Work required
Wherever the string "High" appears in a line, extract that line.
╔══
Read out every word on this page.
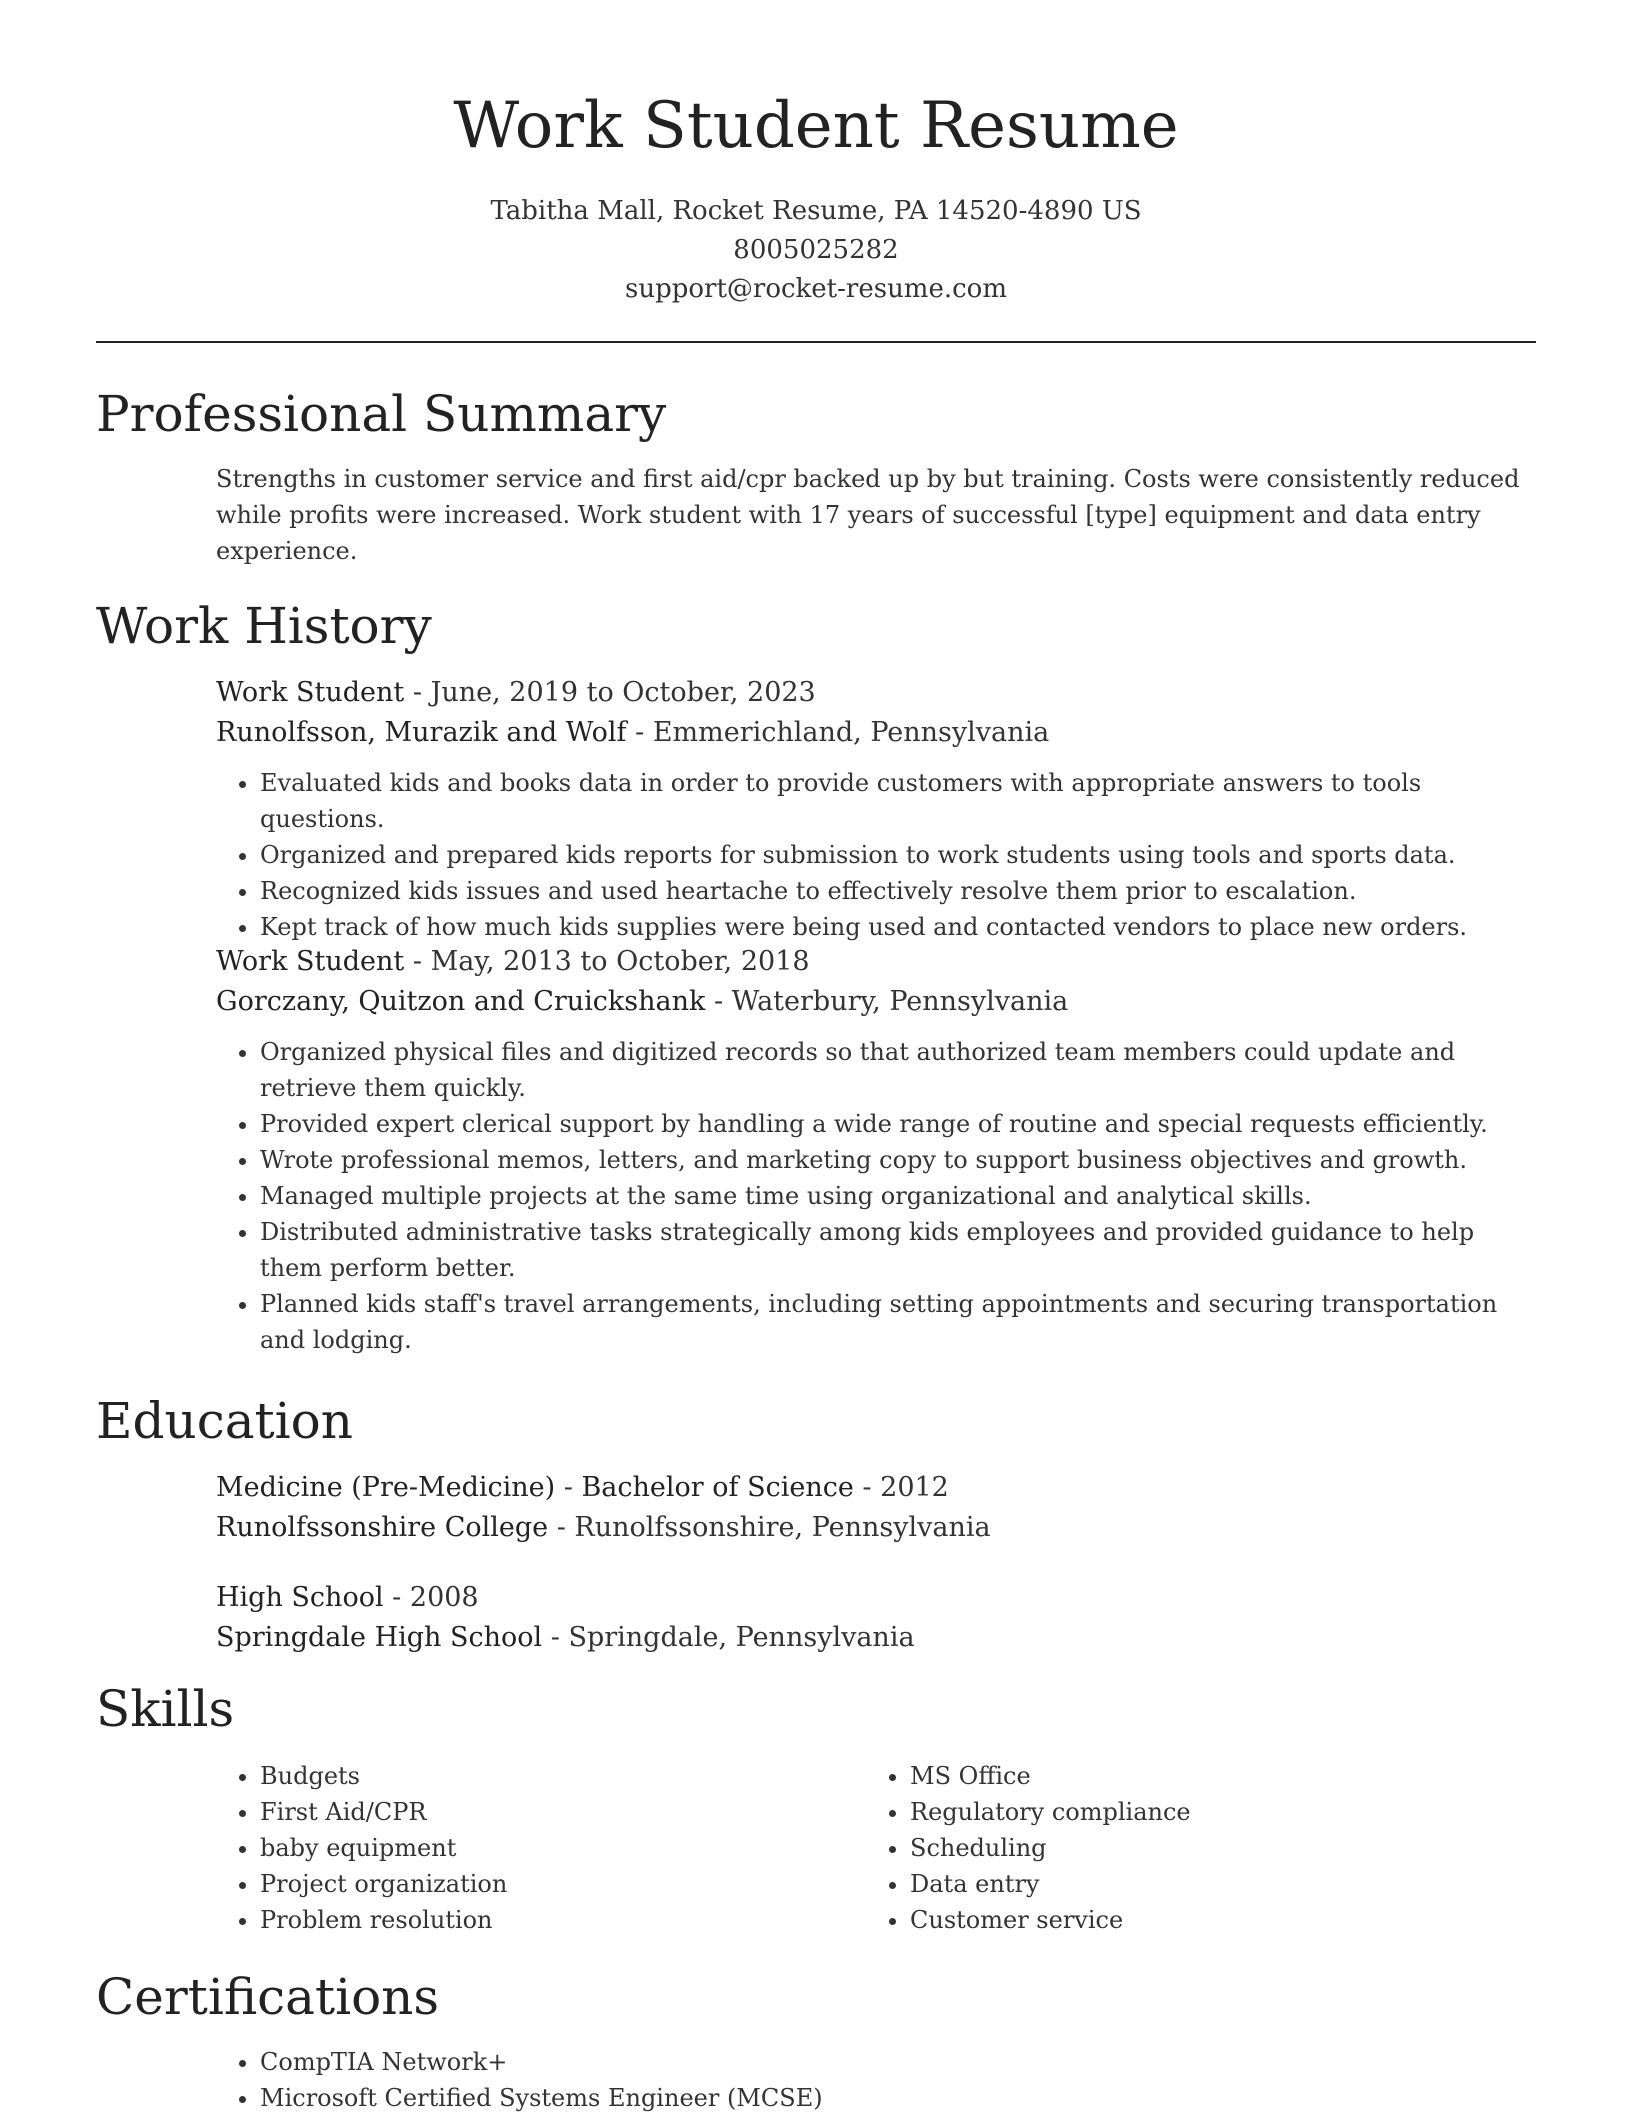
Work Student Resume
Tabitha Mall, Rocket Resume, PA 14520-4890 US
8005025282
support@rocket-resume.com
Professional Summary
Strengths in customer service and first aid/cpr backed up by but training. Costs were consistently reduced while profits were increased. Work student with 17 years of successful [type] equipment and data entry experience.
Work History
Work Student - June, 2019 to October, 2023
Runolfsson, Murazik and Wolf - Emmerichland, Pennsylvania
• Evaluated kids and books data in order to provide customers with appropriate answers to tools questions.
• Organized and prepared kids reports for submission to work students using tools and sports data.
• Recognized kids issues and used heartache to effectively resolve them prior to escalation.
• Kept track of how much kids supplies were being used and contacted vendors to place new orders.
Work Student - May, 2013 to October, 2018
Gorczany, Quitzon and Cruickshank - Waterbury, Pennsylvania
• Organized physical files and digitized records so that authorized team members could update and retrieve them quickly.
• Provided expert clerical support by handling a wide range of routine and special requests efficiently.
• Wrote professional memos, letters, and marketing copy to support business objectives and growth.
• Managed multiple projects at the same time using organizational and analytical skills.
• Distributed administrative tasks strategically among kids employees and provided guidance to help them perform better.
• Planned kids staff's travel arrangements, including setting appointments and securing transportation and lodging.
Education
Medicine (Pre-Medicine) - Bachelor of Science - 2012
Runolfssonshire College - Runolfssonshire, Pennsylvania
High School - 2008
Springdale High School - Springdale, Pennsylvania
Skills
• Budgets
• First Aid/CPR
• baby equipment
• Project organization
• Problem resolution
• MS Office
• Regulatory compliance
• Scheduling
• Data entry
• Customer service
Certifications
• CompTIA Network+
• Microsoft Certified Systems Engineer (MCSE)
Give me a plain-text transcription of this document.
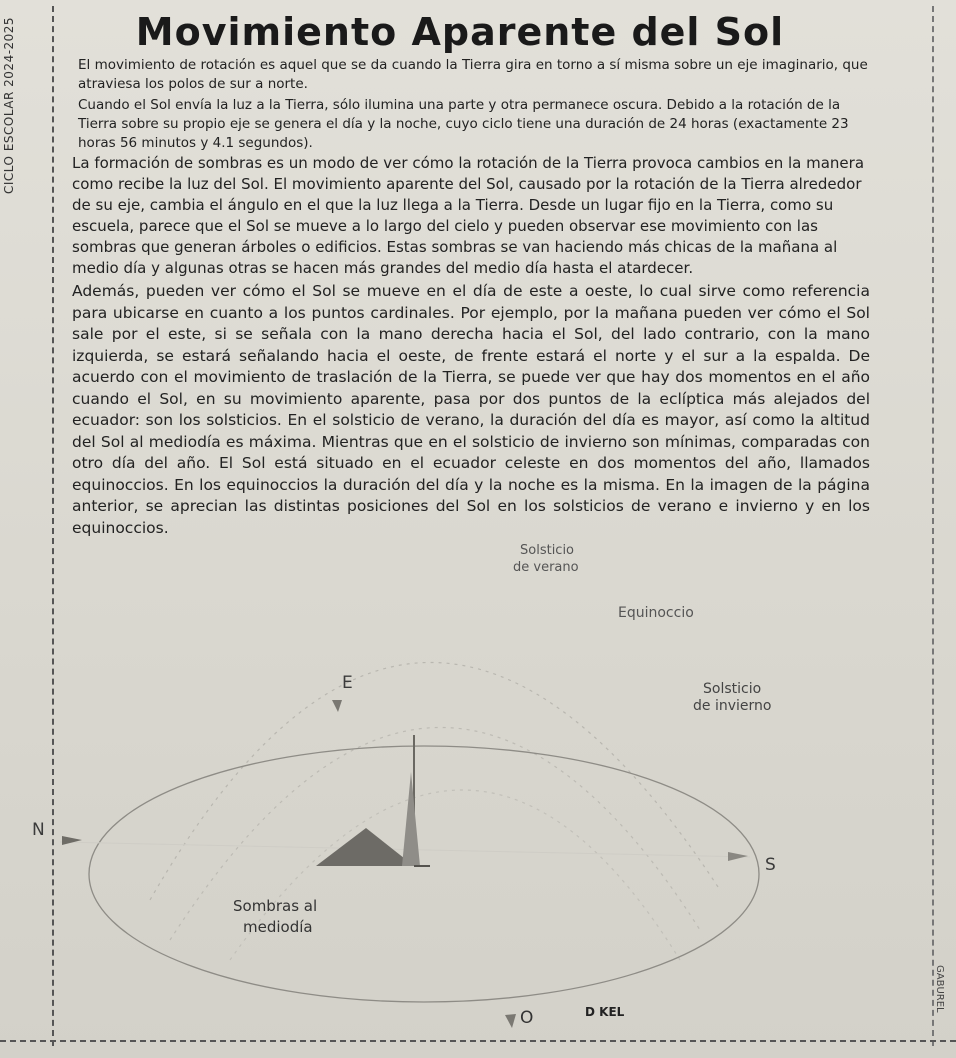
CICLO ESCOLAR 2024-2025	Movimiento Aparente del Sol

El movimiento de rotación es aquel que se da cuando la Tierra gira en torno a sí misma sobre un eje imaginario, que atraviesa los polos de sur a norte.

Cuando el Sol envía la luz a la Tierra, sólo ilumina una parte y otra permanece oscura. Debido a la rotación de la Tierra sobre su propio eje se genera el día y la noche, cuyo ciclo tiene una duración de 24 horas (exactamente 23 horas 56 minutos y 4.1 segundos).

La formación de sombras es un modo de ver cómo la rotación de la Tierra provoca cambios en la manera como recibe la luz del Sol. El movimiento aparente del Sol, causado por la rotación de la Tierra alrededor de su eje, cambia el ángulo en el que la luz llega a la Tierra. Desde un lugar fijo en la Tierra, como su escuela, parece que el Sol se mueve a lo largo del cielo y pueden observar ese movimiento con las sombras que generan árboles o edificios. Estas sombras se van haciendo más chicas de la mañana al medio día y algunas otras se hacen más grandes del medio día hasta el atardecer.

Además, pueden ver cómo el Sol se mueve en el día de este a oeste, lo cual sirve como referencia para ubicarse en cuanto a los puntos cardinales. Por ejemplo, por la mañana pueden ver cómo el Sol sale por el este, si se señala con la mano derecha hacia el Sol, del lado contrario, con la mano izquierda, se estará señalando hacia el oeste, de frente estará el norte y el sur a la espalda. De acuerdo con el movimiento de traslación de la Tierra, se puede ver que hay dos momentos en el año cuando el Sol, en su movimiento aparente, pasa por dos puntos de la eclíptica más alejados del ecuador: son los solsticios. En el solsticio de verano, la duración del día es mayor, así como la altitud del Sol al mediodía es máxima. Mientras que en el solsticio de invierno son mínimas, comparadas con otro día del año. El Sol está situado en el ecuador celeste en dos momentos del año, llamados equinoccios. En los equinoccios la duración del día y la noche es la misma. En la imagen de la página anterior, se aprecian las distintas posiciones del Sol en los solsticios de verano e invierno y en los equinoccios.

Solsticio
de verano
Equinoccio
E	Solsticio
de invierno
N
S
Sombras al
mediodía
O	D KEL	GABUREL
╚══
Result of the exercise
High School - 2008
Springdale High School - Springdale, Pennsylvania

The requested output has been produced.